Records shown:
--------------------

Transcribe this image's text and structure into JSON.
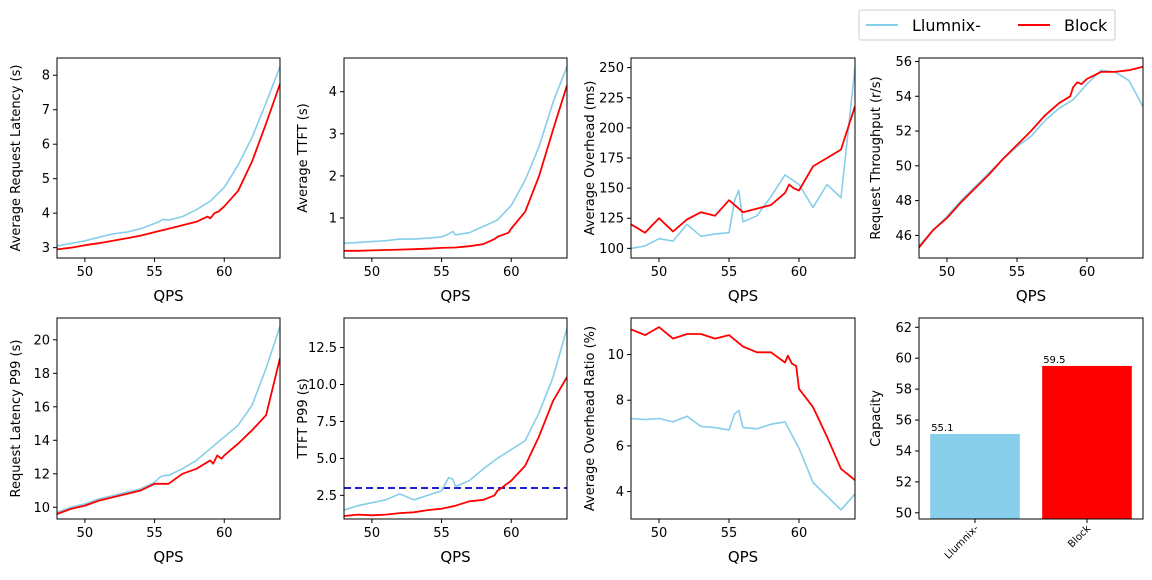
{
  "colors": {
    "llumnix": "#87CEEB",
    "block": "#FF0000",
    "baseline": "#0000CC"
  },
  "legend": {
    "placement": "top-right",
    "entries": [
      "Llumnix-",
      "Block"
    ]
  },
  "chart_data": [
    {
      "type": "line",
      "xlabel": "QPS",
      "ylabel": "Average Request Latency (s)",
      "xlim": [
        48,
        64
      ],
      "ylim": [
        2.7,
        8.5
      ],
      "xticks": [
        50,
        55,
        60
      ],
      "yticks": [
        3,
        4,
        5,
        6,
        7,
        8
      ],
      "series": [
        {
          "name": "Llumnix-",
          "x": [
            48,
            49,
            50,
            51,
            52,
            53,
            54,
            55,
            55.3,
            55.6,
            56,
            57,
            58,
            59,
            60,
            61,
            62,
            63,
            64
          ],
          "values": [
            3.05,
            3.12,
            3.2,
            3.3,
            3.4,
            3.45,
            3.55,
            3.7,
            3.75,
            3.82,
            3.8,
            3.9,
            4.1,
            4.35,
            4.75,
            5.4,
            6.2,
            7.2,
            8.25
          ]
        },
        {
          "name": "Block",
          "x": [
            48,
            49,
            50,
            51,
            52,
            53,
            54,
            55,
            56,
            57,
            58,
            58.8,
            59,
            59.3,
            59.6,
            60,
            61,
            62,
            63,
            64
          ],
          "values": [
            2.95,
            3.0,
            3.07,
            3.13,
            3.2,
            3.27,
            3.35,
            3.45,
            3.55,
            3.65,
            3.75,
            3.9,
            3.85,
            4.0,
            4.05,
            4.2,
            4.65,
            5.5,
            6.6,
            7.75
          ]
        }
      ]
    },
    {
      "type": "line",
      "xlabel": "QPS",
      "ylabel": "Average TTFT (s)",
      "xlim": [
        48,
        64
      ],
      "ylim": [
        0.05,
        4.8
      ],
      "xticks": [
        50,
        55,
        60
      ],
      "yticks": [
        1,
        2,
        3,
        4
      ],
      "series": [
        {
          "name": "Llumnix-",
          "x": [
            48,
            49,
            50,
            51,
            52,
            53,
            54,
            55,
            55.5,
            55.8,
            56,
            57,
            58,
            59,
            60,
            61,
            62,
            63,
            64
          ],
          "values": [
            0.4,
            0.42,
            0.44,
            0.46,
            0.5,
            0.5,
            0.52,
            0.55,
            0.62,
            0.68,
            0.6,
            0.65,
            0.8,
            0.95,
            1.3,
            1.9,
            2.7,
            3.75,
            4.6
          ]
        },
        {
          "name": "Block",
          "x": [
            48,
            49,
            50,
            51,
            52,
            53,
            54,
            55,
            56,
            57,
            58,
            58.8,
            59,
            59.4,
            59.8,
            60,
            61,
            62,
            63,
            64
          ],
          "values": [
            0.22,
            0.22,
            0.23,
            0.24,
            0.25,
            0.26,
            0.27,
            0.29,
            0.3,
            0.33,
            0.38,
            0.5,
            0.55,
            0.6,
            0.65,
            0.75,
            1.15,
            2.0,
            3.1,
            4.15
          ]
        }
      ]
    },
    {
      "type": "line",
      "xlabel": "QPS",
      "ylabel": "Average Overhead (ms)",
      "xlim": [
        48,
        64
      ],
      "ylim": [
        92,
        258
      ],
      "xticks": [
        50,
        55,
        60
      ],
      "yticks": [
        100,
        125,
        150,
        175,
        200,
        225,
        250
      ],
      "series": [
        {
          "name": "Llumnix-",
          "x": [
            48,
            49,
            50,
            51,
            52,
            53,
            54,
            55,
            55.4,
            55.7,
            56,
            57,
            58,
            59,
            60,
            61,
            62,
            63,
            64
          ],
          "values": [
            100,
            102,
            108,
            106,
            120,
            110,
            112,
            113,
            140,
            148,
            122,
            127,
            143,
            161,
            153,
            134,
            153,
            142,
            250
          ]
        },
        {
          "name": "Block",
          "x": [
            48,
            49,
            50,
            51,
            52,
            53,
            54,
            55,
            56,
            57,
            58,
            59,
            59.3,
            59.6,
            60,
            61,
            62,
            63,
            64
          ],
          "values": [
            120,
            113,
            125,
            114,
            124,
            130,
            127,
            140,
            130,
            133,
            136,
            146,
            153,
            150,
            148,
            168,
            175,
            182,
            218
          ]
        }
      ]
    },
    {
      "type": "line",
      "xlabel": "QPS",
      "ylabel": "Request Throughput (r/s)",
      "xlim": [
        48,
        64
      ],
      "ylim": [
        44.7,
        56.2
      ],
      "xticks": [
        50,
        55,
        60
      ],
      "yticks": [
        46,
        48,
        50,
        52,
        54,
        56
      ],
      "series": [
        {
          "name": "Llumnix-",
          "x": [
            48,
            49,
            50,
            51,
            52,
            53,
            54,
            55,
            56,
            57,
            58,
            59,
            60,
            61,
            62,
            63,
            64
          ],
          "values": [
            45.4,
            46.3,
            47.1,
            48,
            48.8,
            49.6,
            50.4,
            51.1,
            51.7,
            52.6,
            53.3,
            53.8,
            54.7,
            55.5,
            55.4,
            54.9,
            53.4
          ]
        },
        {
          "name": "Block",
          "x": [
            48,
            49,
            50,
            51,
            52,
            53,
            54,
            55,
            56,
            57,
            58,
            58.8,
            59,
            59.3,
            59.6,
            60,
            61,
            62,
            63,
            64
          ],
          "values": [
            45.3,
            46.3,
            47,
            47.9,
            48.7,
            49.5,
            50.4,
            51.2,
            52,
            52.9,
            53.6,
            54,
            54.5,
            54.8,
            54.7,
            55,
            55.4,
            55.4,
            55.5,
            55.7
          ]
        }
      ]
    },
    {
      "type": "line",
      "xlabel": "QPS",
      "ylabel": "Request Latency P99 (s)",
      "xlim": [
        48,
        64
      ],
      "ylim": [
        9.3,
        21.3
      ],
      "xticks": [
        50,
        55,
        60
      ],
      "yticks": [
        10,
        12,
        14,
        16,
        18,
        20
      ],
      "series": [
        {
          "name": "Llumnix-",
          "x": [
            48,
            49,
            50,
            51,
            52,
            53,
            54,
            55,
            55.4,
            55.7,
            56,
            57,
            58,
            59,
            60,
            61,
            62,
            63,
            64
          ],
          "values": [
            9.7,
            10,
            10.2,
            10.5,
            10.7,
            10.9,
            11.1,
            11.5,
            11.8,
            11.9,
            11.9,
            12.3,
            12.8,
            13.5,
            14.2,
            14.9,
            16.1,
            18.3,
            20.8
          ]
        },
        {
          "name": "Block",
          "x": [
            48,
            49,
            50,
            51,
            52,
            53,
            54,
            55,
            56,
            57,
            58,
            59,
            59.2,
            59.5,
            59.8,
            60,
            61,
            62,
            63,
            64
          ],
          "values": [
            9.6,
            9.9,
            10.1,
            10.4,
            10.6,
            10.8,
            11.0,
            11.4,
            11.4,
            12.0,
            12.3,
            12.8,
            12.6,
            13.1,
            12.9,
            13.1,
            13.8,
            14.6,
            15.5,
            18.9
          ]
        }
      ]
    },
    {
      "type": "line",
      "xlabel": "QPS",
      "ylabel": "TTFT P99 (s)",
      "xlim": [
        48,
        64
      ],
      "ylim": [
        0.9,
        14.5
      ],
      "xticks": [
        50,
        55,
        60
      ],
      "yticks": [
        2.5,
        5.0,
        7.5,
        10.0,
        12.5
      ],
      "reference_line": {
        "y": 3.0,
        "style": "dashed"
      },
      "series": [
        {
          "name": "Llumnix-",
          "x": [
            48,
            49,
            50,
            51,
            52,
            53,
            54,
            55,
            55.5,
            55.8,
            56,
            57,
            58,
            59,
            60,
            61,
            62,
            63,
            64
          ],
          "values": [
            1.5,
            1.8,
            2.0,
            2.2,
            2.6,
            2.2,
            2.5,
            2.8,
            3.7,
            3.6,
            3.1,
            3.5,
            4.3,
            5.0,
            5.6,
            6.2,
            8.1,
            10.5,
            13.8
          ]
        },
        {
          "name": "Block",
          "x": [
            48,
            49,
            50,
            51,
            52,
            53,
            54,
            55,
            56,
            57,
            58,
            58.8,
            59,
            59.3,
            60,
            61,
            62,
            63,
            64
          ],
          "values": [
            1.1,
            1.2,
            1.15,
            1.2,
            1.3,
            1.35,
            1.5,
            1.6,
            1.8,
            2.1,
            2.2,
            2.5,
            2.8,
            3.0,
            3.5,
            4.5,
            6.5,
            8.9,
            10.5
          ]
        }
      ]
    },
    {
      "type": "line",
      "xlabel": "QPS",
      "ylabel": "Average Overhead Ratio (%)",
      "xlim": [
        48,
        64
      ],
      "ylim": [
        2.8,
        11.6
      ],
      "xticks": [
        50,
        55,
        60
      ],
      "yticks": [
        4,
        6,
        8,
        10
      ],
      "series": [
        {
          "name": "Llumnix-",
          "x": [
            48,
            49,
            50,
            51,
            52,
            53,
            54,
            55,
            55.4,
            55.7,
            56,
            57,
            58,
            59,
            60,
            61,
            62,
            63,
            64
          ],
          "values": [
            7.2,
            7.15,
            7.2,
            7.05,
            7.3,
            6.85,
            6.8,
            6.7,
            7.4,
            7.55,
            6.8,
            6.75,
            6.95,
            7.05,
            5.9,
            4.4,
            3.8,
            3.2,
            3.9
          ]
        },
        {
          "name": "Block",
          "x": [
            48,
            49,
            50,
            51,
            52,
            53,
            54,
            55,
            56,
            57,
            58,
            59,
            59.2,
            59.5,
            59.8,
            60,
            61,
            62,
            63,
            64
          ],
          "values": [
            11.1,
            10.85,
            11.2,
            10.7,
            10.9,
            10.9,
            10.7,
            10.85,
            10.35,
            10.1,
            10.1,
            9.65,
            9.95,
            9.6,
            9.5,
            8.5,
            7.7,
            6.4,
            5.0,
            4.5
          ]
        }
      ]
    },
    {
      "type": "bar",
      "ylabel": "Capacity",
      "categories": [
        "Llumnix-",
        "Block"
      ],
      "values": [
        55.1,
        59.5
      ],
      "value_labels": [
        "55.1",
        "59.5"
      ],
      "ylim": [
        49.6,
        62.6
      ],
      "yticks": [
        50,
        52,
        54,
        56,
        58,
        60,
        62
      ]
    }
  ]
}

--------------------

Work to be completed: Show the lines of the data that hold the word "Request".

Full answer:
      "ylabel": "Average Request Latency (s)",
      "ylabel": "Request Throughput (r/s)",
      "ylabel": "Request Latency P99 (s)",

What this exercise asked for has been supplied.